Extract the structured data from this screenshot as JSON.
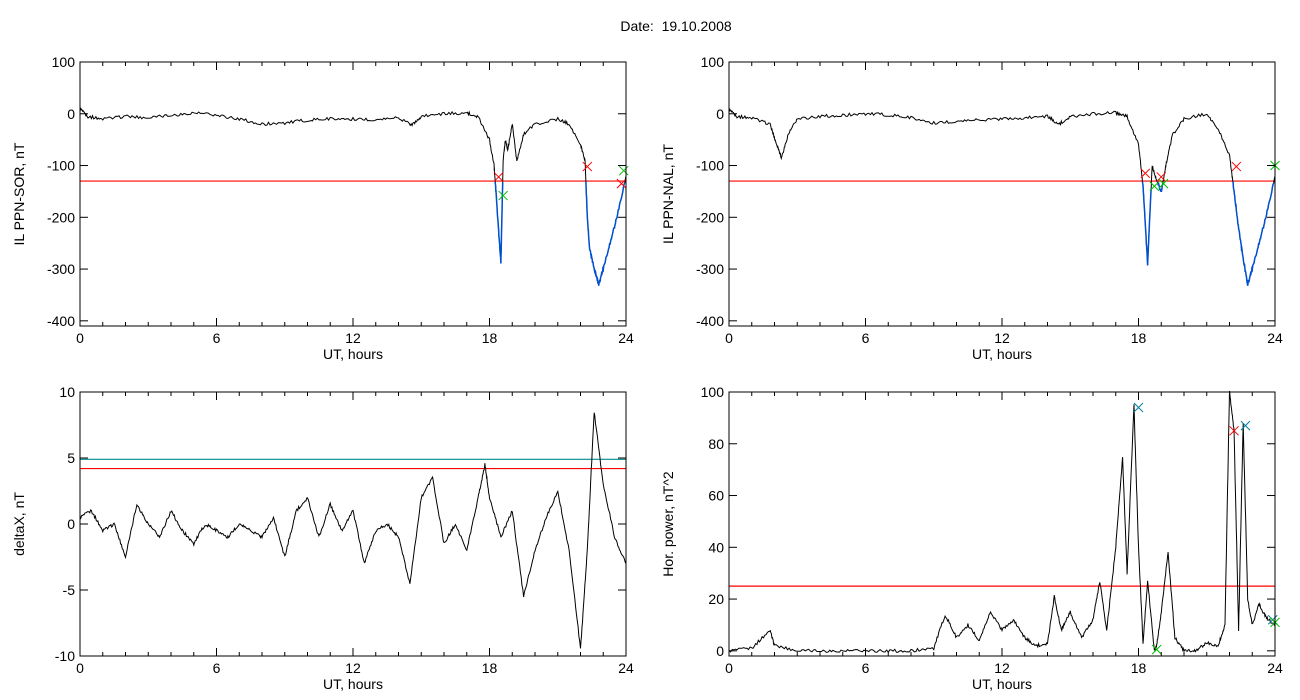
{
  "page_title": "Date:  19.10.2008",
  "colors": {
    "threshold": "#ff0000",
    "threshold2": "#008b8b",
    "trace": "#000000",
    "below": "#0050d0",
    "markA": "#ff0000",
    "markB": "#00c000",
    "markC": "#0080a0"
  },
  "chart_data": [
    {
      "type": "line",
      "ylabel": "IL PPN-SOR, nT",
      "xlabel": "UT, hours",
      "xlim": [
        0,
        24
      ],
      "ylim": [
        -410,
        100
      ],
      "xticks": [
        0,
        6,
        12,
        18,
        24
      ],
      "yticks": [
        100,
        0,
        -100,
        -200,
        -300,
        -400
      ],
      "threshold": -130,
      "series": [
        {
          "x": [
            0,
            0.3,
            1,
            2,
            3,
            4,
            5,
            6,
            7,
            8,
            9,
            10,
            11,
            12,
            13,
            14,
            14.6,
            15,
            16,
            17,
            17.5,
            18,
            18.2,
            18.3,
            18.5,
            18.6,
            18.7,
            18.8,
            19,
            19.2,
            19.5,
            20,
            21,
            21.5,
            22,
            22.2,
            22.3,
            22.4,
            22.6,
            22.8,
            23,
            23.3,
            23.6,
            24
          ],
          "y": [
            10,
            -5,
            -10,
            -5,
            -8,
            -3,
            2,
            -3,
            -10,
            -20,
            -18,
            -12,
            -10,
            -10,
            -12,
            -8,
            -22,
            -5,
            0,
            2,
            -5,
            -50,
            -100,
            -160,
            -290,
            -90,
            -50,
            -70,
            -20,
            -90,
            -40,
            -20,
            -10,
            -20,
            -60,
            -90,
            -200,
            -260,
            -300,
            -330,
            -300,
            -250,
            -200,
            -120
          ]
        }
      ],
      "markers": [
        {
          "x": 18.4,
          "y": -122,
          "kind": "A"
        },
        {
          "x": 18.6,
          "y": -158,
          "kind": "B"
        },
        {
          "x": 22.3,
          "y": -102,
          "kind": "A"
        },
        {
          "x": 23.8,
          "y": -135,
          "kind": "A"
        },
        {
          "x": 23.9,
          "y": -110,
          "kind": "B"
        }
      ]
    },
    {
      "type": "line",
      "ylabel": "IL PPN-NAL, nT",
      "xlabel": "UT, hours",
      "xlim": [
        0,
        24
      ],
      "ylim": [
        -410,
        100
      ],
      "xticks": [
        0,
        6,
        12,
        18,
        24
      ],
      "yticks": [
        100,
        0,
        -100,
        -200,
        -300,
        -400
      ],
      "threshold": -130,
      "series": [
        {
          "x": [
            0,
            0.3,
            1,
            1.8,
            2.1,
            2.3,
            2.6,
            3,
            4,
            5,
            6,
            7,
            8,
            9,
            10,
            11,
            12,
            13,
            14,
            14.5,
            15,
            16,
            17,
            17.5,
            18,
            18.2,
            18.4,
            18.6,
            18.8,
            19,
            19.2,
            19.5,
            20,
            21,
            21.5,
            22,
            22.2,
            22.4,
            22.6,
            22.8,
            23,
            23.3,
            23.6,
            24
          ],
          "y": [
            8,
            -5,
            -8,
            -20,
            -60,
            -85,
            -40,
            -10,
            -5,
            -3,
            0,
            -2,
            -8,
            -18,
            -15,
            -12,
            -10,
            -8,
            -5,
            -20,
            -5,
            0,
            2,
            -5,
            -60,
            -140,
            -290,
            -100,
            -130,
            -150,
            -100,
            -40,
            -10,
            0,
            -30,
            -80,
            -150,
            -220,
            -280,
            -330,
            -300,
            -250,
            -200,
            -120
          ]
        }
      ],
      "markers": [
        {
          "x": 18.3,
          "y": -115,
          "kind": "A"
        },
        {
          "x": 18.7,
          "y": -140,
          "kind": "B"
        },
        {
          "x": 19.0,
          "y": -122,
          "kind": "A"
        },
        {
          "x": 19.1,
          "y": -135,
          "kind": "B"
        },
        {
          "x": 22.3,
          "y": -102,
          "kind": "A"
        },
        {
          "x": 24.0,
          "y": -100,
          "kind": "B"
        }
      ]
    },
    {
      "type": "line",
      "ylabel": "deltaX, nT",
      "xlabel": "UT, hours",
      "xlim": [
        0,
        24
      ],
      "ylim": [
        -10,
        10
      ],
      "xticks": [
        0,
        6,
        12,
        18,
        24
      ],
      "yticks": [
        10,
        5,
        0,
        -5,
        -10
      ],
      "threshold": 4.2,
      "threshold2": 4.9,
      "series": [
        {
          "x": [
            0,
            0.5,
            1,
            1.5,
            2,
            2.5,
            3,
            3.5,
            4,
            4.5,
            5,
            5.5,
            6,
            6.5,
            7,
            7.5,
            8,
            8.5,
            9,
            9.5,
            10,
            10.5,
            11,
            11.5,
            12,
            12.5,
            13,
            13.5,
            14,
            14.5,
            15,
            15.5,
            16,
            16.5,
            17,
            17.5,
            17.8,
            18,
            18.5,
            19,
            19.5,
            20,
            20.5,
            21,
            21.5,
            22,
            22.3,
            22.6,
            23,
            23.5,
            24
          ],
          "y": [
            0.5,
            1,
            -0.5,
            0,
            -2.5,
            1.5,
            0,
            -1,
            1,
            -0.5,
            -1.5,
            0,
            -0.5,
            -1,
            0,
            -0.5,
            -1,
            0.5,
            -2.5,
            1,
            2,
            -1,
            1.5,
            -0.5,
            1,
            -3,
            -0.5,
            0,
            -1,
            -4.5,
            2,
            3.5,
            -1.5,
            0,
            -2,
            2,
            4.5,
            2,
            -1,
            1,
            -5.5,
            -2,
            0.5,
            2.5,
            -2,
            -9.5,
            -2,
            8.5,
            3,
            -1,
            -3
          ]
        }
      ]
    },
    {
      "type": "line",
      "ylabel": "Hor. power, nT^2",
      "xlabel": "UT, hours",
      "xlim": [
        0,
        24
      ],
      "ylim": [
        -2,
        100
      ],
      "xticks": [
        0,
        6,
        12,
        18,
        24
      ],
      "yticks": [
        100,
        80,
        60,
        40,
        20,
        0
      ],
      "threshold": 25,
      "series": [
        {
          "x": [
            0,
            1,
            1.8,
            2,
            3,
            4,
            5,
            6,
            7,
            8,
            9,
            9.5,
            10,
            10.5,
            11,
            11.5,
            12,
            12.5,
            13,
            13.5,
            14,
            14.3,
            14.6,
            15,
            15.5,
            16,
            16.3,
            16.6,
            17,
            17.3,
            17.5,
            17.8,
            18,
            18.2,
            18.4,
            18.7,
            18.8,
            19,
            19.3,
            19.6,
            20,
            20.5,
            21,
            21.5,
            21.8,
            22,
            22.2,
            22.4,
            22.6,
            22.8,
            23,
            23.3,
            23.6,
            24
          ],
          "y": [
            0,
            1,
            8,
            2,
            0,
            0,
            0,
            0,
            0,
            0,
            1,
            14,
            5,
            10,
            4,
            15,
            8,
            12,
            5,
            2,
            3,
            21,
            8,
            15,
            5,
            12,
            27,
            8,
            40,
            75,
            30,
            95,
            40,
            3,
            27,
            0,
            2,
            15,
            38,
            5,
            0,
            0,
            3,
            2,
            10,
            100,
            85,
            8,
            88,
            20,
            10,
            18,
            13,
            10
          ]
        }
      ],
      "markers": [
        {
          "x": 18.0,
          "y": 94,
          "kind": "C"
        },
        {
          "x": 18.8,
          "y": 0.5,
          "kind": "B"
        },
        {
          "x": 22.2,
          "y": 85,
          "kind": "A"
        },
        {
          "x": 22.7,
          "y": 87,
          "kind": "C"
        },
        {
          "x": 23.9,
          "y": 12,
          "kind": "C"
        },
        {
          "x": 24.0,
          "y": 11,
          "kind": "B"
        }
      ]
    }
  ]
}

*THE EXERCISE*: Without the pictures, return the entries exactly as they appear.

*EXERCISE OUTPUT*:
Extract the structured data from this screenshot as JSON.
{
  "page_title": "Date:  19.10.2008",
  "colors": {
    "threshold": "#ff0000",
    "threshold2": "#008b8b",
    "trace": "#000000",
    "below": "#0050d0",
    "markA": "#ff0000",
    "markB": "#00c000",
    "markC": "#0080a0"
  },
  "chart_data": [
    {
      "type": "line",
      "ylabel": "IL PPN-SOR, nT",
      "xlabel": "UT, hours",
      "xlim": [
        0,
        24
      ],
      "ylim": [
        -410,
        100
      ],
      "xticks": [
        0,
        6,
        12,
        18,
        24
      ],
      "yticks": [
        100,
        0,
        -100,
        -200,
        -300,
        -400
      ],
      "threshold": -130,
      "series": [
        {
          "x": [
            0,
            0.3,
            1,
            2,
            3,
            4,
            5,
            6,
            7,
            8,
            9,
            10,
            11,
            12,
            13,
            14,
            14.6,
            15,
            16,
            17,
            17.5,
            18,
            18.2,
            18.3,
            18.5,
            18.6,
            18.7,
            18.8,
            19,
            19.2,
            19.5,
            20,
            21,
            21.5,
            22,
            22.2,
            22.3,
            22.4,
            22.6,
            22.8,
            23,
            23.3,
            23.6,
            24
          ],
          "y": [
            10,
            -5,
            -10,
            -5,
            -8,
            -3,
            2,
            -3,
            -10,
            -20,
            -18,
            -12,
            -10,
            -10,
            -12,
            -8,
            -22,
            -5,
            0,
            2,
            -5,
            -50,
            -100,
            -160,
            -290,
            -90,
            -50,
            -70,
            -20,
            -90,
            -40,
            -20,
            -10,
            -20,
            -60,
            -90,
            -200,
            -260,
            -300,
            -330,
            -300,
            -250,
            -200,
            -120
          ]
        }
      ],
      "markers": [
        {
          "x": 18.4,
          "y": -122,
          "kind": "A"
        },
        {
          "x": 18.6,
          "y": -158,
          "kind": "B"
        },
        {
          "x": 22.3,
          "y": -102,
          "kind": "A"
        },
        {
          "x": 23.8,
          "y": -135,
          "kind": "A"
        },
        {
          "x": 23.9,
          "y": -110,
          "kind": "B"
        }
      ]
    },
    {
      "type": "line",
      "ylabel": "IL PPN-NAL, nT",
      "xlabel": "UT, hours",
      "xlim": [
        0,
        24
      ],
      "ylim": [
        -410,
        100
      ],
      "xticks": [
        0,
        6,
        12,
        18,
        24
      ],
      "yticks": [
        100,
        0,
        -100,
        -200,
        -300,
        -400
      ],
      "threshold": -130,
      "series": [
        {
          "x": [
            0,
            0.3,
            1,
            1.8,
            2.1,
            2.3,
            2.6,
            3,
            4,
            5,
            6,
            7,
            8,
            9,
            10,
            11,
            12,
            13,
            14,
            14.5,
            15,
            16,
            17,
            17.5,
            18,
            18.2,
            18.4,
            18.6,
            18.8,
            19,
            19.2,
            19.5,
            20,
            21,
            21.5,
            22,
            22.2,
            22.4,
            22.6,
            22.8,
            23,
            23.3,
            23.6,
            24
          ],
          "y": [
            8,
            -5,
            -8,
            -20,
            -60,
            -85,
            -40,
            -10,
            -5,
            -3,
            0,
            -2,
            -8,
            -18,
            -15,
            -12,
            -10,
            -8,
            -5,
            -20,
            -5,
            0,
            2,
            -5,
            -60,
            -140,
            -290,
            -100,
            -130,
            -150,
            -100,
            -40,
            -10,
            0,
            -30,
            -80,
            -150,
            -220,
            -280,
            -330,
            -300,
            -250,
            -200,
            -120
          ]
        }
      ],
      "markers": [
        {
          "x": 18.3,
          "y": -115,
          "kind": "A"
        },
        {
          "x": 18.7,
          "y": -140,
          "kind": "B"
        },
        {
          "x": 19.0,
          "y": -122,
          "kind": "A"
        },
        {
          "x": 19.1,
          "y": -135,
          "kind": "B"
        },
        {
          "x": 22.3,
          "y": -102,
          "kind": "A"
        },
        {
          "x": 24.0,
          "y": -100,
          "kind": "B"
        }
      ]
    },
    {
      "type": "line",
      "ylabel": "deltaX, nT",
      "xlabel": "UT, hours",
      "xlim": [
        0,
        24
      ],
      "ylim": [
        -10,
        10
      ],
      "xticks": [
        0,
        6,
        12,
        18,
        24
      ],
      "yticks": [
        10,
        5,
        0,
        -5,
        -10
      ],
      "threshold": 4.2,
      "threshold2": 4.9,
      "series": [
        {
          "x": [
            0,
            0.5,
            1,
            1.5,
            2,
            2.5,
            3,
            3.5,
            4,
            4.5,
            5,
            5.5,
            6,
            6.5,
            7,
            7.5,
            8,
            8.5,
            9,
            9.5,
            10,
            10.5,
            11,
            11.5,
            12,
            12.5,
            13,
            13.5,
            14,
            14.5,
            15,
            15.5,
            16,
            16.5,
            17,
            17.5,
            17.8,
            18,
            18.5,
            19,
            19.5,
            20,
            20.5,
            21,
            21.5,
            22,
            22.3,
            22.6,
            23,
            23.5,
            24
          ],
          "y": [
            0.5,
            1,
            -0.5,
            0,
            -2.5,
            1.5,
            0,
            -1,
            1,
            -0.5,
            -1.5,
            0,
            -0.5,
            -1,
            0,
            -0.5,
            -1,
            0.5,
            -2.5,
            1,
            2,
            -1,
            1.5,
            -0.5,
            1,
            -3,
            -0.5,
            0,
            -1,
            -4.5,
            2,
            3.5,
            -1.5,
            0,
            -2,
            2,
            4.5,
            2,
            -1,
            1,
            -5.5,
            -2,
            0.5,
            2.5,
            -2,
            -9.5,
            -2,
            8.5,
            3,
            -1,
            -3
          ]
        }
      ]
    },
    {
      "type": "line",
      "ylabel": "Hor. power, nT^2",
      "xlabel": "UT, hours",
      "xlim": [
        0,
        24
      ],
      "ylim": [
        -2,
        100
      ],
      "xticks": [
        0,
        6,
        12,
        18,
        24
      ],
      "yticks": [
        100,
        80,
        60,
        40,
        20,
        0
      ],
      "threshold": 25,
      "series": [
        {
          "x": [
            0,
            1,
            1.8,
            2,
            3,
            4,
            5,
            6,
            7,
            8,
            9,
            9.5,
            10,
            10.5,
            11,
            11.5,
            12,
            12.5,
            13,
            13.5,
            14,
            14.3,
            14.6,
            15,
            15.5,
            16,
            16.3,
            16.6,
            17,
            17.3,
            17.5,
            17.8,
            18,
            18.2,
            18.4,
            18.7,
            18.8,
            19,
            19.3,
            19.6,
            20,
            20.5,
            21,
            21.5,
            21.8,
            22,
            22.2,
            22.4,
            22.6,
            22.8,
            23,
            23.3,
            23.6,
            24
          ],
          "y": [
            0,
            1,
            8,
            2,
            0,
            0,
            0,
            0,
            0,
            0,
            1,
            14,
            5,
            10,
            4,
            15,
            8,
            12,
            5,
            2,
            3,
            21,
            8,
            15,
            5,
            12,
            27,
            8,
            40,
            75,
            30,
            95,
            40,
            3,
            27,
            0,
            2,
            15,
            38,
            5,
            0,
            0,
            3,
            2,
            10,
            100,
            85,
            8,
            88,
            20,
            10,
            18,
            13,
            10
          ]
        }
      ],
      "markers": [
        {
          "x": 18.0,
          "y": 94,
          "kind": "C"
        },
        {
          "x": 18.8,
          "y": 0.5,
          "kind": "B"
        },
        {
          "x": 22.2,
          "y": 85,
          "kind": "A"
        },
        {
          "x": 22.7,
          "y": 87,
          "kind": "C"
        },
        {
          "x": 23.9,
          "y": 12,
          "kind": "C"
        },
        {
          "x": 24.0,
          "y": 11,
          "kind": "B"
        }
      ]
    }
  ]
}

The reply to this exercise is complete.